§ **Qué se pide**:
(1) Según el texto sobre las montañas y la diversidad, ¿por cuántos países se extienden los Alpes?
(2) Prosigue el texto sobre las montañas y la diversidad a partir de su última frase.
======== Extracto seleccionado ========
Tal y como hemos señalado en alguna otra ocasión, las cadenas y sistemas montañosos son grandes aliados de la biodiversidad. Por un lado, sus condiciones climáticas y topográficas favorecen la fragmentación de los hábitats y, consecuentemente, la proliferación de endemismos, de organismos únicos y excepcionales. Por otro, su aislamiento e inaccesibilidad los convierte en santuarios o refugios consagrados a la protección de variedades relictas y vulnerables, de especies que en el pasado gozaron de una amplísima representación, pero que en la actualidad apenas cuentan con unos cuantos efectivos.
Los efectos de la fragmentación y el aislamiento que caracterizan a los ecosistemas de montaña jamás han quedado restringidos a la flora y a la fauna salvajes, sus consecuencias también se han dejado sentir –y de qué manera– en la especie humana. Para comprobarlo, basta consultar el Atlas of world cultures de David H. Price y los mapas 32, 38 y 39. Su observación permite apreciar la existencia de un vínculo entre el relieve y la diversidad étnica y/o cultural, una correlación que apunta a que, por lo general, las regiones más accidentadas y montuosas albergan más minorías y variabilidad étnica que las que carecen de tales relieves. Así ocurre, al menos, en el caso del Cáucaso (mapa 38), el Himalaya (39) o la Cordillera Central de Nueva Guinea (32).
Sin embargo, para hallar pruebas de lo que acabamos de señalar, no hace falta irse tan lejos, con dirigirse al corazón de Europa es suficiente porque los Alpes constituyen un excelente ejemplo de lo que acabamos de señalar. Su diversidad es obra de las diferencias nacionales existentes entre los siete países por los que se extienden (Francia, Alemania, Austria, Suiza, Italia, Eslovenia y Liechtenstein), pero, sobre todo, de las existentes a nivel local o comarcal y que obedecen a que cada uno de esos estados cuenta con la presencia de comunidades específicas entre las que destacan los valdostanos, tiroleses, sudtiroleses, saboyanos, valdenses, berneses, lombardos, ladinos, friulanos, piamonteses, delfineses o walser, de quienes nos ocuparemos en lo que resta de artículo.
======== Contenido del conjunto ========
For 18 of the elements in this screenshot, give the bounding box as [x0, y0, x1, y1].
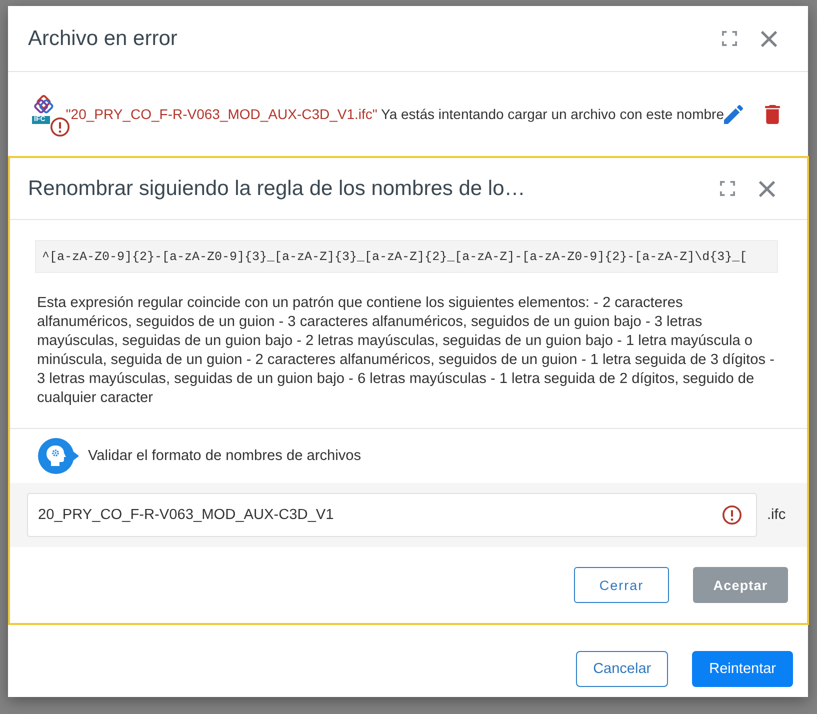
close-button[interactable]: Cerrar — [574, 567, 669, 603]
retry-button[interactable]: Reintentar — [692, 651, 793, 687]
file-error-message: "20_PRY_CO_F-R-V063_MOD_AUX-C3D_V1.ifc" Ya estás intentando cargar un archivo con este nombre — [66, 106, 724, 122]
file-extension: .ifc — [767, 507, 786, 523]
filename-input[interactable]: 20_PRY_CO_F-R-V063_MOD_AUX-C3D_V1 — [27, 493, 757, 537]
dialog-title: Archivo en error — [28, 26, 178, 50]
regex-pattern: ^[a-zA-Z0-9]{2}-[a-zA-Z0-9]{3}_[a-zA-Z]{3}_[a-zA-Z]{2}_[a-zA-Z]-[a-zA-Z0-9]{2}-[a-zA-Z]\d{3}_[ — [35, 240, 778, 273]
fullscreen-icon[interactable] — [722, 31, 737, 46]
close-icon[interactable] — [758, 180, 776, 198]
cancel-button[interactable]: Cancelar — [576, 651, 668, 687]
trash-icon[interactable] — [765, 104, 780, 124]
dialog-title: Renombrar siguiendo la regla de los nombres de lo… — [28, 176, 526, 200]
fullscreen-icon[interactable] — [720, 181, 735, 196]
pencil-icon[interactable] — [724, 104, 743, 124]
pattern-description: Esta expresión regular coincide con un patrón que contiene los siguientes elementos: - 2 caracteres alfanuméricos, seguidos de un guion - 3 caracteres alfanuméricos, seguidos de un guion bajo - 3 letras mayúsculas, seguidas de un guion bajo - 2 letras mayúsculas, seguidas de un guion bajo - 1 letra mayúscula o minúscula, seguida de un guion - 2 caracteres alfanuméricos, seguidos de un guion - 1 letra seguida de 3 dígitos - 3 letras mayúsculas, seguidas de un guion bajo - 6 letras mayúsculas - 1 letra seguida de 2 dígitos, seguido de cualquier caracter — [37, 294, 776, 408]
validate-label: Validar el formato de nombres de archivos — [88, 448, 362, 464]
head-gear-icon — [37, 437, 79, 475]
close-icon[interactable] — [760, 30, 778, 48]
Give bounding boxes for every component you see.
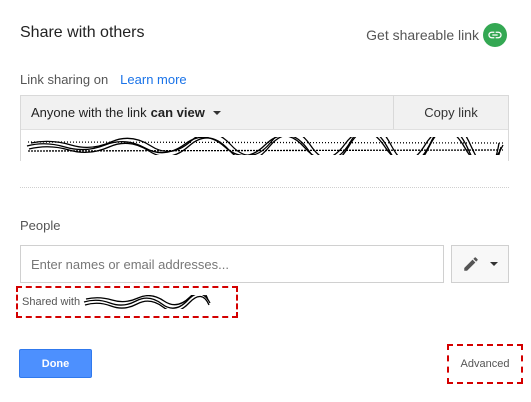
share-dialog: Share with others Get shareable link Lin…	[0, 0, 531, 402]
access-level: can view	[150, 105, 205, 120]
link-box: Anyone with the link can view Copy link	[20, 95, 509, 161]
shared-with-annotation: Shared with	[16, 286, 238, 318]
advanced-link[interactable]: Advanced	[447, 344, 523, 384]
pencil-icon	[464, 257, 478, 271]
caret-down-icon	[490, 262, 498, 266]
section-divider	[20, 187, 509, 188]
redacted-names-scribble	[83, 295, 211, 309]
dialog-title: Share with others	[20, 24, 145, 41]
access-prefix: Anyone with the link	[31, 105, 147, 120]
permission-dropdown-button[interactable]	[451, 245, 509, 283]
get-shareable-link-button[interactable]: Get shareable link	[366, 23, 507, 47]
copy-link-button[interactable]: Copy link	[393, 96, 508, 129]
redacted-link-scribble	[26, 136, 504, 155]
access-level-dropdown[interactable]: Anyone with the link can view	[21, 96, 393, 129]
link-sharing-status: Link sharing on	[20, 72, 109, 87]
shared-with-label: Shared with	[22, 296, 81, 308]
done-button[interactable]: Done	[19, 349, 92, 378]
link-sharing-row: Link sharing on Learn more	[20, 72, 187, 87]
caret-down-icon	[212, 110, 221, 115]
people-input[interactable]	[20, 245, 444, 283]
link-icon	[483, 23, 507, 47]
people-label: People	[20, 218, 61, 233]
share-link-field[interactable]	[21, 130, 508, 161]
learn-more-link[interactable]: Learn more	[120, 72, 186, 87]
link-box-header: Anyone with the link can view Copy link	[21, 96, 508, 130]
get-shareable-link-label: Get shareable link	[366, 27, 479, 43]
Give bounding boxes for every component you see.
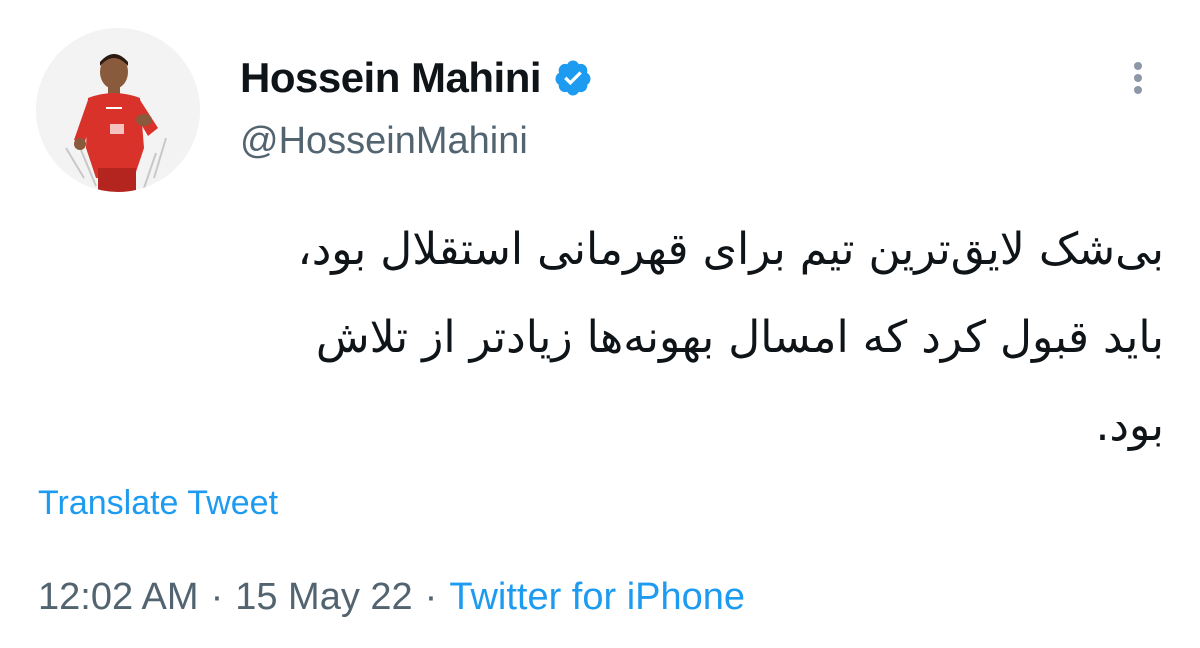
tweet-source-link[interactable]: Twitter for iPhone xyxy=(449,576,745,619)
more-options-icon[interactable] xyxy=(1118,54,1158,102)
avatar[interactable] xyxy=(36,28,200,192)
tweet-time[interactable]: 12:02 AM xyxy=(38,576,199,619)
translate-tweet-link[interactable]: Translate Tweet xyxy=(38,484,278,523)
tweet-text-line: باید قبول کرد که امسال بهونه‌ها زیادتر ا… xyxy=(315,312,1164,363)
tweet-meta: 12:02 AM · 15 May 22 · Twitter for iPhon… xyxy=(38,576,745,619)
verified-badge-icon xyxy=(553,58,593,98)
name-row: Hossein Mahini xyxy=(240,50,593,106)
tweet-card: Hossein Mahini @HosseinMahini بی‌شک لایق… xyxy=(0,0,1200,648)
tweet-text-line: بود. xyxy=(1095,400,1164,451)
tweet-date[interactable]: 15 May 22 xyxy=(235,576,412,619)
meta-separator: · xyxy=(424,576,438,618)
meta-separator: · xyxy=(210,576,224,618)
tweet-text: بی‌شک لایق‌ترین تیم برای قهرمانی استقلال… xyxy=(34,206,1165,470)
display-name[interactable]: Hossein Mahini xyxy=(240,54,542,102)
user-handle[interactable]: @HosseinMahini xyxy=(240,120,528,163)
tweet-text-line: بی‌شک لایق‌ترین تیم برای قهرمانی استقلال… xyxy=(297,224,1165,275)
player-illustration xyxy=(36,28,200,192)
========
§ **Respuestas por tarea**:
(1) Por siete: Francia, Alemania, Austria, Suiza, Italia, Eslovenia y Liechtenstein.

(2)
Los walser o valesanos, también llamados vallesani, valaisans y gualser por sus vecinos italianos, franceses y romanches, constituyen una minoría étnica e idiomática originaria de los Alpes cuya lengua vernácula es un dialecto del alto alemán y que, según cifras oficiosas, está integrada por cerca de 35.000 personas. Según sus propias fuentes (https://www.wir-walser.ch), la comunidad se halla repartida en 150 asentamientos distribuidos a lo largo de un eje de 300 kilómetros de longitud que pasa por cuatro países: Suiza, Italia, Liechtenstein y Austria. La línea imaginaria a la que nos referimos comenzaría en el Valais, junto a la cabecera del valle del Ródano, y se dirigiría hacia el NE para finalizar en las inmediaciones de las fuentes del Rin, Sankt Gallen y el lago Constanza.
Todo parece indicar que este grupo tomó el nombre por el que son conocidos de la comarca en la que se establecieron alrededor del siglo X de nuestra era, un territorio situado en pleno corazón de los Alpes suizos que coincide con los límites territoriales del Valais (Wallis en alemán). Poco o nada es lo que se sabe de esos primeros asentamientos, sin embargo, la falta de documentación asociada a ese período no ha podido ocultar el hecho de que a partir del siglo XII, entre 1150 y 1450, la población walser comenzó a trasladarse a otras latitudes. Este proceso migratorio denominado walserwanderungen es el que explica su presencia en los lugares que hemos mencionado anteriormente.
Nadie sabe a ciencia cierta cuáles fueron las causas de esta migración. Existen teorías para todos los gustos. Algunos autores sostienen que fue provocada por los conflictos y enfrentamientos ocasionados por los señores feudales; otros apuntan a factores exógenos y endógenos como son el cambio climático y la sobrepoblación o la posesión de un carácter emprendedor y poco acomodaticio que les empujaba a abandonar sus tierras ancestrales en pos de nuevos horizontes. Sea como fuere, lo cierto es que, en algunas comarcas, los colonos walser se hicieron acreedores de ciertos privilegios como la capacidad de nombrar a sus propios tribunales de justicia y la de legar propiedades a sus herederos.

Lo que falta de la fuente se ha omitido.